» **Direction**
Go through the listing and write out all of it exactly.

» **Information provided**
>> start
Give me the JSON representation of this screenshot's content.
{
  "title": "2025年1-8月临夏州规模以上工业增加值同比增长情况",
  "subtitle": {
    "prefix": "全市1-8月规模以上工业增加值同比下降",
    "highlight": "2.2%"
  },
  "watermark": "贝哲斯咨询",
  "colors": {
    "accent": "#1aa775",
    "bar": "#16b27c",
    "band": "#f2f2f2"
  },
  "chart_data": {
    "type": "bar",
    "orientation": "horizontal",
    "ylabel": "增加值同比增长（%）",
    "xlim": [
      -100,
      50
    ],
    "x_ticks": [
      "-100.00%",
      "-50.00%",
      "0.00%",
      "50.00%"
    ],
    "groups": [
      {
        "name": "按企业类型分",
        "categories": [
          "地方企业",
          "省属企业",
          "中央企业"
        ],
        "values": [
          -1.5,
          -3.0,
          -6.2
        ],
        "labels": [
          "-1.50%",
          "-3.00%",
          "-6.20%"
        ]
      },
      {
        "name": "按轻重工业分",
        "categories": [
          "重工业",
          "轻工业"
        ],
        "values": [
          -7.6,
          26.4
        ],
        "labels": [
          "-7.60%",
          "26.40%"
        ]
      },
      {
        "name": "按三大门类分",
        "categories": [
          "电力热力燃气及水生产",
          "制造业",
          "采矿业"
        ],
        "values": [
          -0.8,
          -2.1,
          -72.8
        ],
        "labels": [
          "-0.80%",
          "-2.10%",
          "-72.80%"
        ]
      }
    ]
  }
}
>> end
» **The reply**
Give me the JSON representation of this screenshot's content.
{
  "title": "2025年1-8月临夏州规模以上工业增加值同比增长情况",
  "subtitle": {
    "prefix": "全市1-8月规模以上工业增加值同比下降",
    "highlight": "2.2%"
  },
  "watermark": "贝哲斯咨询",
  "colors": {
    "accent": "#1aa775",
    "bar": "#16b27c",
    "band": "#f2f2f2"
  },
  "chart_data": {
    "type": "bar",
    "orientation": "horizontal",
    "ylabel": "增加值同比增长（%）",
    "xlim": [
      -100,
      50
    ],
    "x_ticks": [
      "-100.00%",
      "-50.00%",
      "0.00%",
      "50.00%"
    ],
    "groups": [
      {
        "name": "按企业类型分",
        "categories": [
          "地方企业",
          "省属企业",
          "中央企业"
        ],
        "values": [
          -1.5,
          -3.0,
          -6.2
        ],
        "labels": [
          "-1.50%",
          "-3.00%",
          "-6.20%"
        ]
      },
      {
        "name": "按轻重工业分",
        "categories": [
          "重工业",
          "轻工业"
        ],
        "values": [
          -7.6,
          26.4
        ],
        "labels": [
          "-7.60%",
          "26.40%"
        ]
      },
      {
        "name": "按三大门类分",
        "categories": [
          "电力热力燃气及水生产",
          "制造业",
          "采矿业"
        ],
        "values": [
          -0.8,
          -2.1,
          -72.8
        ],
        "labels": [
          "-0.80%",
          "-2.10%",
          "-72.80%"
        ]
      }
    ]
  }
}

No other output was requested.